Copy all the entries word for word, but omit the pictures.

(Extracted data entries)
══════

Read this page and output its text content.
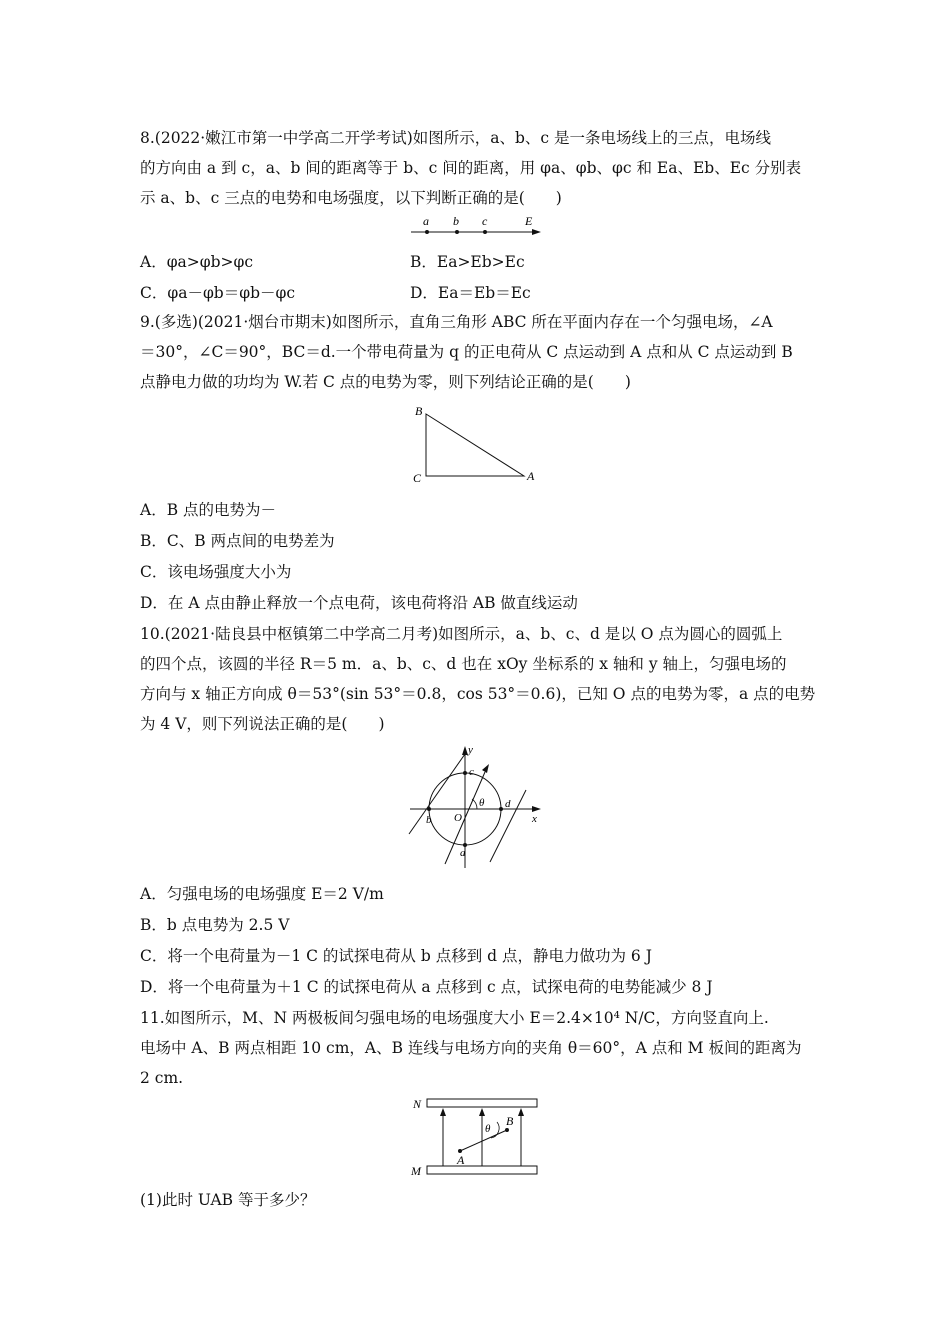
8.(2022·嫩江市第一中学高二开学考试)如图所示，a、b、c 是一条电场线上的三点，电场线
的方向由 a 到 c，a、b 间的距离等于 b、c 间的距离，用 φa、φb、φc 和 Ea、Eb、Ec 分别表
示 a、b、c 三点的电势和电场强度，以下判断正确的是(　　)
a b c	E
A．φa>φb>φc	B．Ea>Eb>Ec
C．φa－φb＝φb－φc	D．Ea＝Eb＝Ec
9.(多选)(2021·烟台市期末)如图所示，直角三角形 ABC 所在平面内存在一个匀强电场，∠A
＝30°，∠C＝90°，BC＝d.一个带电荷量为 q 的正电荷从 C 点运动到 A 点和从 C 点运动到 B
点静电力做的功均为 W.若 C 点的电势为零，则下列结论正确的是(　　)
B
C	A
A．B 点的电势为－
B．C、B 两点间的电势差为
C．该电场强度大小为
D．在 A 点由静止释放一个点电荷，该电荷将沿 AB 做直线运动
10.(2021·陆良县中枢镇第二中学高二月考)如图所示，a、b、c、d 是以 O 点为圆心的圆弧上
的四个点，该圆的半径 R＝5 m．a、b、c、d 也在 xOy 坐标系的 x 轴和 y 轴上，匀强电场的
方向与 x 轴正方向成 θ＝53°(sin 53°＝0.8，cos 53°＝0.6)，已知 O 点的电势为零，a 点的电势
为 4 V，则下列说法正确的是(　　)
y
c
θ d
b O	x
a
A．匀强电场的电场强度 E＝2 V/m
B．b 点电势为 2.5 V
C．将一个电荷量为－1 C 的试探电荷从 b 点移到 d 点，静电力做功为 6 J
D．将一个电荷量为＋1 C 的试探电荷从 a 点移到 c 点，试探电荷的电势能减少 8 J
11.如图所示，M、N 两极板间匀强电场的电场强度大小 E＝2.4×10⁴ N/C，方向竖直向上.
电场中 A、B 两点相距 10 cm，A、B 连线与电场方向的夹角 θ＝60°，A 点和 M 板间的距离为
2 cm.
N
B
θ
A
M
(1)此时 UAB 等于多少？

══════

Exercise solution:
Read this page and output its text content.
8.(2022·嫩江市第一中学高二开学考试)如图所示，a、b、c 是一条电场线上的三点，电场线
的方向由 a 到 c，a、b 间的距离等于 b、c 间的距离，用 φa、φb、φc 和 Ea、Eb、Ec 分别表
示 a、b、c 三点的电势和电场强度，以下判断正确的是(　　)
a b c	E
A．φa>φb>φc	B．Ea>Eb>Ec
C．φa－φb＝φb－φc	D．Ea＝Eb＝Ec
9.(多选)(2021·烟台市期末)如图所示，直角三角形 ABC 所在平面内存在一个匀强电场，∠A
＝30°，∠C＝90°，BC＝d.一个带电荷量为 q 的正电荷从 C 点运动到 A 点和从 C 点运动到 B
点静电力做的功均为 W.若 C 点的电势为零，则下列结论正确的是(　　)
B
C	A
A．B 点的电势为－
B．C、B 两点间的电势差为
C．该电场强度大小为
D．在 A 点由静止释放一个点电荷，该电荷将沿 AB 做直线运动
10.(2021·陆良县中枢镇第二中学高二月考)如图所示，a、b、c、d 是以 O 点为圆心的圆弧上
的四个点，该圆的半径 R＝5 m．a、b、c、d 也在 xOy 坐标系的 x 轴和 y 轴上，匀强电场的
方向与 x 轴正方向成 θ＝53°(sin 53°＝0.8，cos 53°＝0.6)，已知 O 点的电势为零，a 点的电势
为 4 V，则下列说法正确的是(　　)
y
c
θ d
b O	x
a
A．匀强电场的电场强度 E＝2 V/m
B．b 点电势为 2.5 V
C．将一个电荷量为－1 C 的试探电荷从 b 点移到 d 点，静电力做功为 6 J
D．将一个电荷量为＋1 C 的试探电荷从 a 点移到 c 点，试探电荷的电势能减少 8 J
11.如图所示，M、N 两极板间匀强电场的电场强度大小 E＝2.4×10⁴ N/C，方向竖直向上.
电场中 A、B 两点相距 10 cm，A、B 连线与电场方向的夹角 θ＝60°，A 点和 M 板间的距离为
2 cm.
N
B
θ
A
M
(1)此时 UAB 等于多少？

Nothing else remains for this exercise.